### Exercise description:
Note how many lines hold the string "oraz" and give that number without any other words.

* Begin Data in this exercise *

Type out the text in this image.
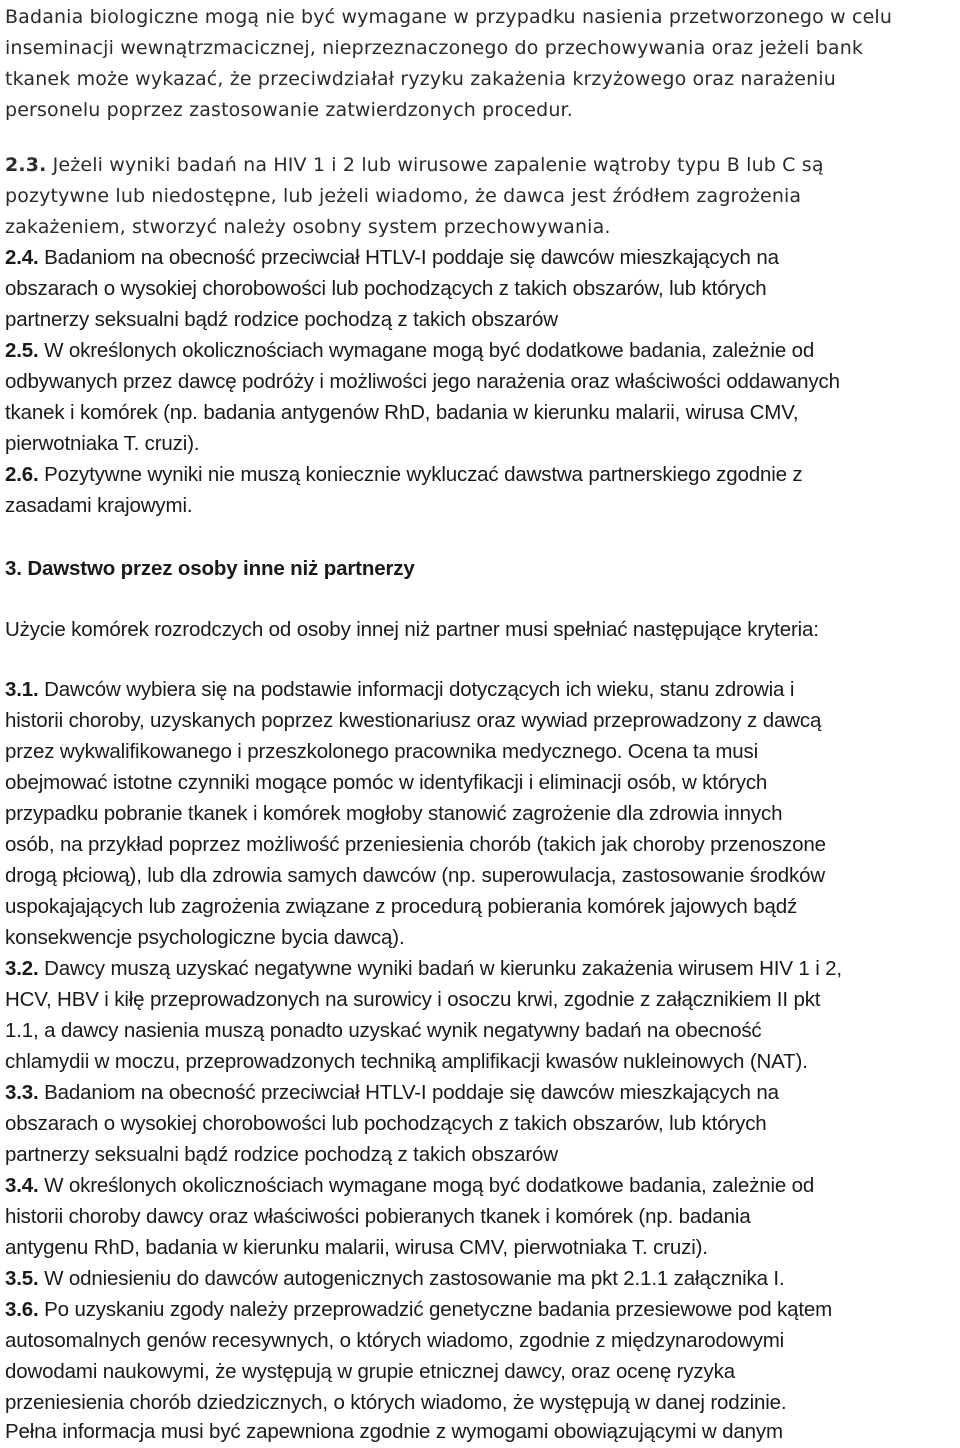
Badania biologiczne mogą nie być wymagane w przypadku nasienia przetworzonego w celu
inseminacji wewnątrzmacicznej, nieprzeznaczonego do przechowywania oraz jeżeli bank
tkanek może wykazać, że przeciwdziałał ryzyku zakażenia krzyżowego oraz narażeniu
personelu poprzez zastosowanie zatwierdzonych procedur.
2.3. Jeżeli wyniki badań na HIV 1 i 2 lub wirusowe zapalenie wątroby typu B lub C są
pozytywne lub niedostępne, lub jeżeli wiadomo, że dawca jest źródłem zagrożenia
zakażeniem, stworzyć należy osobny system przechowywania.
2.4. Badaniom na obecność przeciwciał HTLV-I poddaje się dawców mieszkających na
obszarach o wysokiej chorobowości lub pochodzących z takich obszarów, lub których
partnerzy seksualni bądź rodzice pochodzą z takich obszarów
2.5. W określonych okolicznościach wymagane mogą być dodatkowe badania, zależnie od
odbywanych przez dawcę podróży i możliwości jego narażenia oraz właściwości oddawanych
tkanek i komórek (np. badania antygenów RhD, badania w kierunku malarii, wirusa CMV,
pierwotniaka T. cruzi).
2.6. Pozytywne wyniki nie muszą koniecznie wykluczać dawstwa partnerskiego zgodnie z
zasadami krajowymi.
3. Dawstwo przez osoby inne niż partnerzy
Użycie komórek rozrodczych od osoby innej niż partner musi spełniać następujące kryteria:
3.1. Dawców wybiera się na podstawie informacji dotyczących ich wieku, stanu zdrowia i
historii choroby, uzyskanych poprzez kwestionariusz oraz wywiad przeprowadzony z dawcą
przez wykwalifikowanego i przeszkolonego pracownika medycznego. Ocena ta musi
obejmować istotne czynniki mogące pomóc w identyfikacji i eliminacji osób, w których
przypadku pobranie tkanek i komórek mogłoby stanowić zagrożenie dla zdrowia innych
osób, na przykład poprzez możliwość przeniesienia chorób (takich jak choroby przenoszone
drogą płciową), lub dla zdrowia samych dawców (np. superowulacja, zastosowanie środków
uspokajających lub zagrożenia związane z procedurą pobierania komórek jajowych bądź
konsekwencje psychologiczne bycia dawcą).
3.2. Dawcy muszą uzyskać negatywne wyniki badań w kierunku zakażenia wirusem HIV 1 i 2,
HCV, HBV i kiłę przeprowadzonych na surowicy i osoczu krwi, zgodnie z załącznikiem II pkt
1.1, a dawcy nasienia muszą ponadto uzyskać wynik negatywny badań na obecność
chlamydii w moczu, przeprowadzonych techniką amplifikacji kwasów nukleinowych (NAT).
3.3. Badaniom na obecność przeciwciał HTLV-I poddaje się dawców mieszkających na
obszarach o wysokiej chorobowości lub pochodzących z takich obszarów, lub których
partnerzy seksualni bądź rodzice pochodzą z takich obszarów
3.4. W określonych okolicznościach wymagane mogą być dodatkowe badania, zależnie od
historii choroby dawcy oraz właściwości pobieranych tkanek i komórek (np. badania
antygenu RhD, badania w kierunku malarii, wirusa CMV, pierwotniaka T. cruzi).
3.5. W odniesieniu do dawców autogenicznych zastosowanie ma pkt 2.1.1 załącznika I.
3.6. Po uzyskaniu zgody należy przeprowadzić genetyczne badania przesiewowe pod kątem
autosomalnych genów recesywnych, o których wiadomo, zgodnie z międzynarodowymi
dowodami naukowymi, że występują w grupie etnicznej dawcy, oraz ocenę ryzyka
przeniesienia chorób dziedzicznych, o których wiadomo, że występują w danej rodzinie.
Pełna informacja musi być zapewniona zgodnie z wymogami obowiązującymi w danym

* End Data in this exercise *

### Solution to this problem:
6